Task brief:
Pull each line holding the word "JSON" from the data.

Excerpted records:
/---

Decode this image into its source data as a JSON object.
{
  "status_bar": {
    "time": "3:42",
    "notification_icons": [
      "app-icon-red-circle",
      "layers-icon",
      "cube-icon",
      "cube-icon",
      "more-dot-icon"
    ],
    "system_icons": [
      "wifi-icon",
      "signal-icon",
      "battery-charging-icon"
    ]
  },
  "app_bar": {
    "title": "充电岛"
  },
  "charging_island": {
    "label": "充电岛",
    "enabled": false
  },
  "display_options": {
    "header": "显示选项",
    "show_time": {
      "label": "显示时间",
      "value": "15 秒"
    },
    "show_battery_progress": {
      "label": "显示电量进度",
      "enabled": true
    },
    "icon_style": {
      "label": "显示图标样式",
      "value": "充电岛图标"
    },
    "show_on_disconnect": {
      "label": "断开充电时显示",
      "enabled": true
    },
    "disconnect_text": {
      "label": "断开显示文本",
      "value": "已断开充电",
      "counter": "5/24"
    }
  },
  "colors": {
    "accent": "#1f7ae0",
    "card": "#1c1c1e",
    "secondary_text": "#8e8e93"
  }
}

\---
/---

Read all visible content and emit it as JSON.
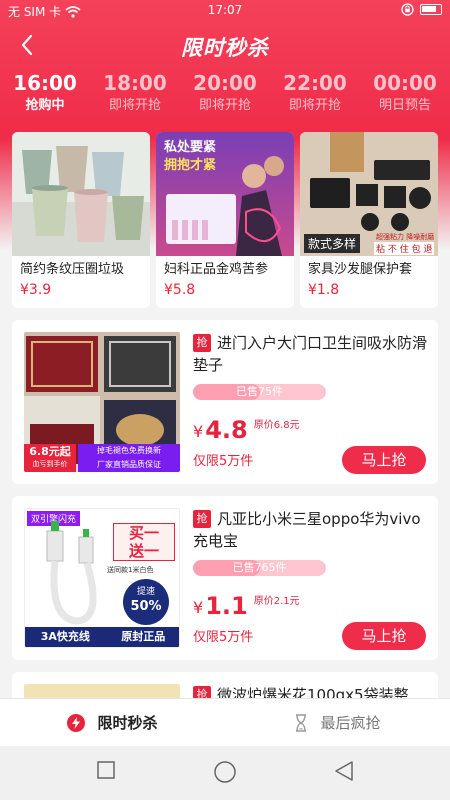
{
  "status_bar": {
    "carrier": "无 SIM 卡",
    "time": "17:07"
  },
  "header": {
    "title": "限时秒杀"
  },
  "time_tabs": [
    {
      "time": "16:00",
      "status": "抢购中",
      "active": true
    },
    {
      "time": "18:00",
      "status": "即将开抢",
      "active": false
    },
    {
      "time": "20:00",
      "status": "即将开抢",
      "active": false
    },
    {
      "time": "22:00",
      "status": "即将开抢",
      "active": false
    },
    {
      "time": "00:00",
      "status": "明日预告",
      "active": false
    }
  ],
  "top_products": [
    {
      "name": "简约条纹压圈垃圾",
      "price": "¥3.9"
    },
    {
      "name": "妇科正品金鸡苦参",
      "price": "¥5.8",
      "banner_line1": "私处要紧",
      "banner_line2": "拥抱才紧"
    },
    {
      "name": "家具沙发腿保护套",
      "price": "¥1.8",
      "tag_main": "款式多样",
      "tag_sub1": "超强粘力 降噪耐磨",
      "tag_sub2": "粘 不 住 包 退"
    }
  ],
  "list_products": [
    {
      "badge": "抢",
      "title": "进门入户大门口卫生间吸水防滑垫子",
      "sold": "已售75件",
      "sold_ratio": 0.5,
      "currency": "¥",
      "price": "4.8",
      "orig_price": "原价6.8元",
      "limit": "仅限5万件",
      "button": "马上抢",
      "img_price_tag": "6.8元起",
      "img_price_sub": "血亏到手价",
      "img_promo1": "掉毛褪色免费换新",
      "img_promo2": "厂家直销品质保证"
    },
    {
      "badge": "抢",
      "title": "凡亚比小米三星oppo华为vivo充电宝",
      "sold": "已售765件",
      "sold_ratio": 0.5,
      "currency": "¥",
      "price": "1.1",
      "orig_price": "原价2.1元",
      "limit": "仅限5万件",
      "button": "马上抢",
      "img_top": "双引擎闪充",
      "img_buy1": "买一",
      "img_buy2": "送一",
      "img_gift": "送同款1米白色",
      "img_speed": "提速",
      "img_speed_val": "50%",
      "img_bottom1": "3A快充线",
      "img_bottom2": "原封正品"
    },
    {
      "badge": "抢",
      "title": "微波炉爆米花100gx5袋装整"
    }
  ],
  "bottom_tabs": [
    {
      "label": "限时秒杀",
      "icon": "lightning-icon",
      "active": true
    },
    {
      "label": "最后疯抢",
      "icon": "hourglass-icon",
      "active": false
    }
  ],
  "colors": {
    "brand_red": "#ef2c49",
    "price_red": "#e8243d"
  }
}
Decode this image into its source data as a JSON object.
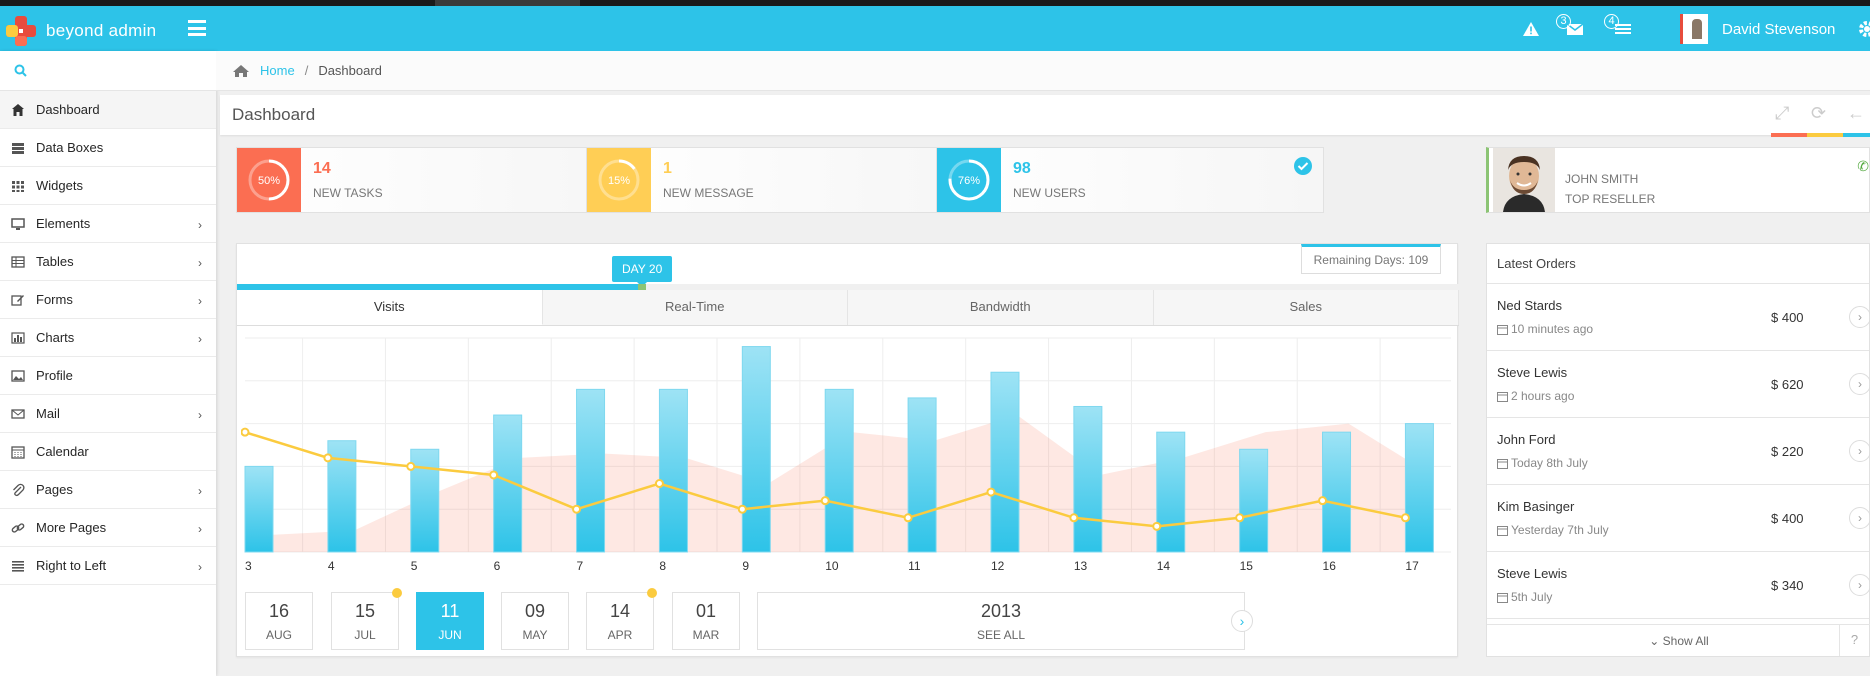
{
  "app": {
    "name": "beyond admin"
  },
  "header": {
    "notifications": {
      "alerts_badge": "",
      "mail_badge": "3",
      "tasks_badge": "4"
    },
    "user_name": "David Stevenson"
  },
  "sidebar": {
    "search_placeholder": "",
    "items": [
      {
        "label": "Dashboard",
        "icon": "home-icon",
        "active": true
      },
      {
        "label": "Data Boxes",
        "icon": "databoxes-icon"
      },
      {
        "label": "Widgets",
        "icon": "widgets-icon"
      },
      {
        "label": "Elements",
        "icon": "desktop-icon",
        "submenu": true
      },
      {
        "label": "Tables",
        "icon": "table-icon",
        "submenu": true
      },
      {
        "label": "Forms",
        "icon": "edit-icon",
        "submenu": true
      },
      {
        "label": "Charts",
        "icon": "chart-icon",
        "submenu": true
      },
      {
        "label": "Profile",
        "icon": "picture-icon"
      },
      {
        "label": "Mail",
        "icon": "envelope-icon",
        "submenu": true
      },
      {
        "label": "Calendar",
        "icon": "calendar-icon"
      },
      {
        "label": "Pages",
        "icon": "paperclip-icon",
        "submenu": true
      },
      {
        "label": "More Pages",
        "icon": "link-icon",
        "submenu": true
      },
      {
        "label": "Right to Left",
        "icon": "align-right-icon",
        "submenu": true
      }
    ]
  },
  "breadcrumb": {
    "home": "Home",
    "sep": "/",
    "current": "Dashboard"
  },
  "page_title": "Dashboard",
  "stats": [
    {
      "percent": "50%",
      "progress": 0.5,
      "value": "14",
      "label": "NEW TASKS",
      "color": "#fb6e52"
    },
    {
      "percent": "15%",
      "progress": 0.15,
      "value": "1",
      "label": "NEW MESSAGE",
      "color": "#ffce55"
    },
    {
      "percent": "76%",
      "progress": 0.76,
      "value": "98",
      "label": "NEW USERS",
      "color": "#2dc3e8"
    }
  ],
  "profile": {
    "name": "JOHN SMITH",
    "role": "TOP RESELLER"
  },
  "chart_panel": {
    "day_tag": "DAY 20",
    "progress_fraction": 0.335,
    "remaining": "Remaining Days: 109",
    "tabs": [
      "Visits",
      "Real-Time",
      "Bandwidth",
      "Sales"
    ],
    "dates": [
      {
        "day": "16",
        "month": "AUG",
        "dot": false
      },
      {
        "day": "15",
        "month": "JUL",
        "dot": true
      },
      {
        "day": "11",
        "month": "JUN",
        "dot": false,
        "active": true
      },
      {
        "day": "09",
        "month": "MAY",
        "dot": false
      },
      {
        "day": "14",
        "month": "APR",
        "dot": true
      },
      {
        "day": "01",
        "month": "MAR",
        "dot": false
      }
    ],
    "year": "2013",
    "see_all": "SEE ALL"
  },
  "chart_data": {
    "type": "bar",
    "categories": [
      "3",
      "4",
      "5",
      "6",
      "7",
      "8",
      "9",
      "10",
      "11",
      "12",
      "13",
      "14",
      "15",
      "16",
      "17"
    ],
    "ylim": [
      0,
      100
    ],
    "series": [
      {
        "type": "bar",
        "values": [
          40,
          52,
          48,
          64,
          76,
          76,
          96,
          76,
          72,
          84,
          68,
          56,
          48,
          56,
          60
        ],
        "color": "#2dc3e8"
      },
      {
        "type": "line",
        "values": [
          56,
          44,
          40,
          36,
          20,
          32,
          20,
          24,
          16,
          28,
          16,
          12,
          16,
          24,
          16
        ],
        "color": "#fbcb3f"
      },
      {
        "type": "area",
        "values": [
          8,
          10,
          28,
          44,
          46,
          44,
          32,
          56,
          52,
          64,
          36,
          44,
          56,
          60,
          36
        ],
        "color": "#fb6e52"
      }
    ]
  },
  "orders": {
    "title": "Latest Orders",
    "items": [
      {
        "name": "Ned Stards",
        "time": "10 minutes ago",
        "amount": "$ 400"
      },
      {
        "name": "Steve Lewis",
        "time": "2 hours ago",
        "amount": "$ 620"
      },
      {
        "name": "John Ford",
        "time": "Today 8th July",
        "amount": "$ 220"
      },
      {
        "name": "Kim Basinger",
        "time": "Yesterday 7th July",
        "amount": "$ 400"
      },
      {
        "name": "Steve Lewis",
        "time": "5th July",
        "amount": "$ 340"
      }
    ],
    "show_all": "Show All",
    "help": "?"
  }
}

\---
/---

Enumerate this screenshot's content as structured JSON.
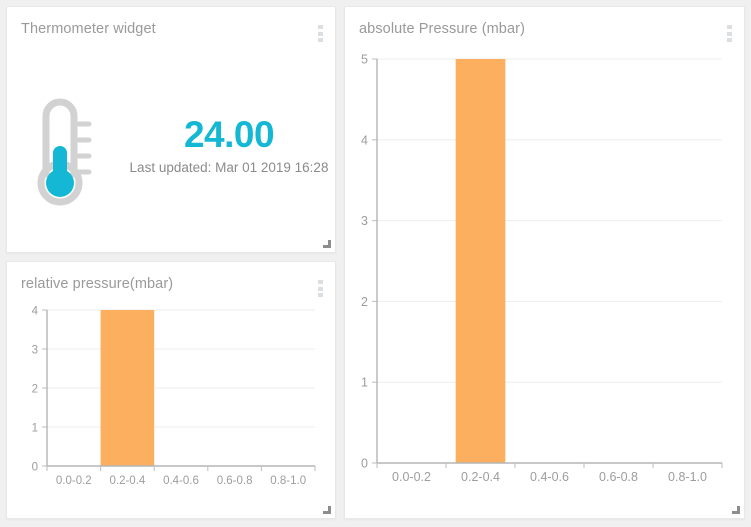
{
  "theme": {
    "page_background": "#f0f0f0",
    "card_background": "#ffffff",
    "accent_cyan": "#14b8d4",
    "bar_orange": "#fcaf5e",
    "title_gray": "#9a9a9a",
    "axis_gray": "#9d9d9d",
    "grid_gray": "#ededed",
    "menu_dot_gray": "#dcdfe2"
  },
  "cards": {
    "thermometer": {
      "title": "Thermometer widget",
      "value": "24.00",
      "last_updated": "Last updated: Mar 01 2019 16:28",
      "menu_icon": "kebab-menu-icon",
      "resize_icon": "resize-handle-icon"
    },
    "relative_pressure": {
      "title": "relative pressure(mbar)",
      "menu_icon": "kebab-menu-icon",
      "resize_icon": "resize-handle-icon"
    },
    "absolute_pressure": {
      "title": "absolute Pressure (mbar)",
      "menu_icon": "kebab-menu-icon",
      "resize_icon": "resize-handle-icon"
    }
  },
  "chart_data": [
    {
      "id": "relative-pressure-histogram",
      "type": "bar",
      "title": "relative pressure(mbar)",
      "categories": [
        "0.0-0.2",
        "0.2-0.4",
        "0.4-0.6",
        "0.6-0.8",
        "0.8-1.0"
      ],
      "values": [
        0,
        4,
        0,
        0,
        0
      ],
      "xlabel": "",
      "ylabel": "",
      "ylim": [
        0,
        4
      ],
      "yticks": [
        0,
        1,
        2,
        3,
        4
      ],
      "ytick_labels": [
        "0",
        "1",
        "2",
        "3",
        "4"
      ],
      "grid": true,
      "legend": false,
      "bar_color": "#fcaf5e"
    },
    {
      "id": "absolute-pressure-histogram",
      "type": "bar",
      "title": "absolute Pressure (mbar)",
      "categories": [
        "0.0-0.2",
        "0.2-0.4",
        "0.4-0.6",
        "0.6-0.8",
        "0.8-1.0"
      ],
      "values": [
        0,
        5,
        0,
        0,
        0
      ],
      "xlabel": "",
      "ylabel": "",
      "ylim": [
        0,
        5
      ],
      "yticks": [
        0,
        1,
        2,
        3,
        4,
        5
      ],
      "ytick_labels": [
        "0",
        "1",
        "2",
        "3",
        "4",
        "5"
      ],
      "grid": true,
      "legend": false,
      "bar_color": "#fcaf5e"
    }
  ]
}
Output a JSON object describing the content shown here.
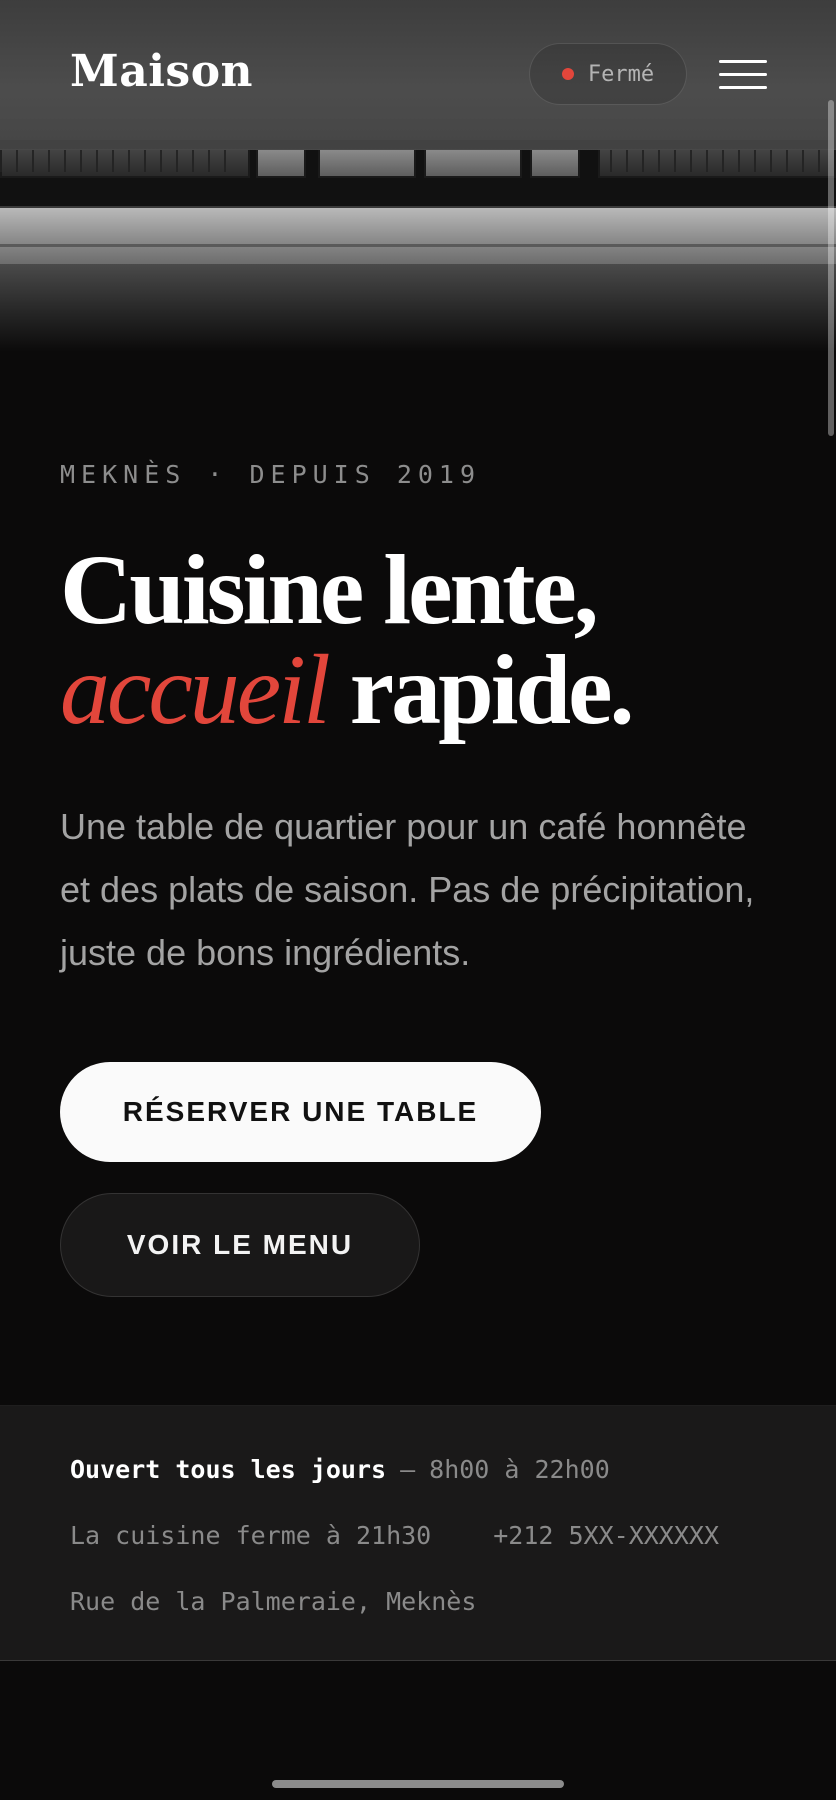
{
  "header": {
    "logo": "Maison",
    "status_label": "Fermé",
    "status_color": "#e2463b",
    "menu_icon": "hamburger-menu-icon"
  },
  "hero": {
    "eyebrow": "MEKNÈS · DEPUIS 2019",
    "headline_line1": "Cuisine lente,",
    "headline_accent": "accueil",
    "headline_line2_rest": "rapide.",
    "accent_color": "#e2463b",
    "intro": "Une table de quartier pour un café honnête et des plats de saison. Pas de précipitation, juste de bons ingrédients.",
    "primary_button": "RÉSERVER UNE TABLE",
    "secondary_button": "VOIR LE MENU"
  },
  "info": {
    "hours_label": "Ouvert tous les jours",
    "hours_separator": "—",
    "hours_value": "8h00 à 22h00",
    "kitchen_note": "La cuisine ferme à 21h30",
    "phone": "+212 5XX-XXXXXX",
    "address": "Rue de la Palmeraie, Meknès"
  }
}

\---

Result of this task:
Decode this image into its source data as a JSON object.
Read all visible content and emit it as JSON.
Decode this image into its source data as a JSON object.
Enumerate this screenshot's content as structured JSON.
Output a JSON object describing the content shown here.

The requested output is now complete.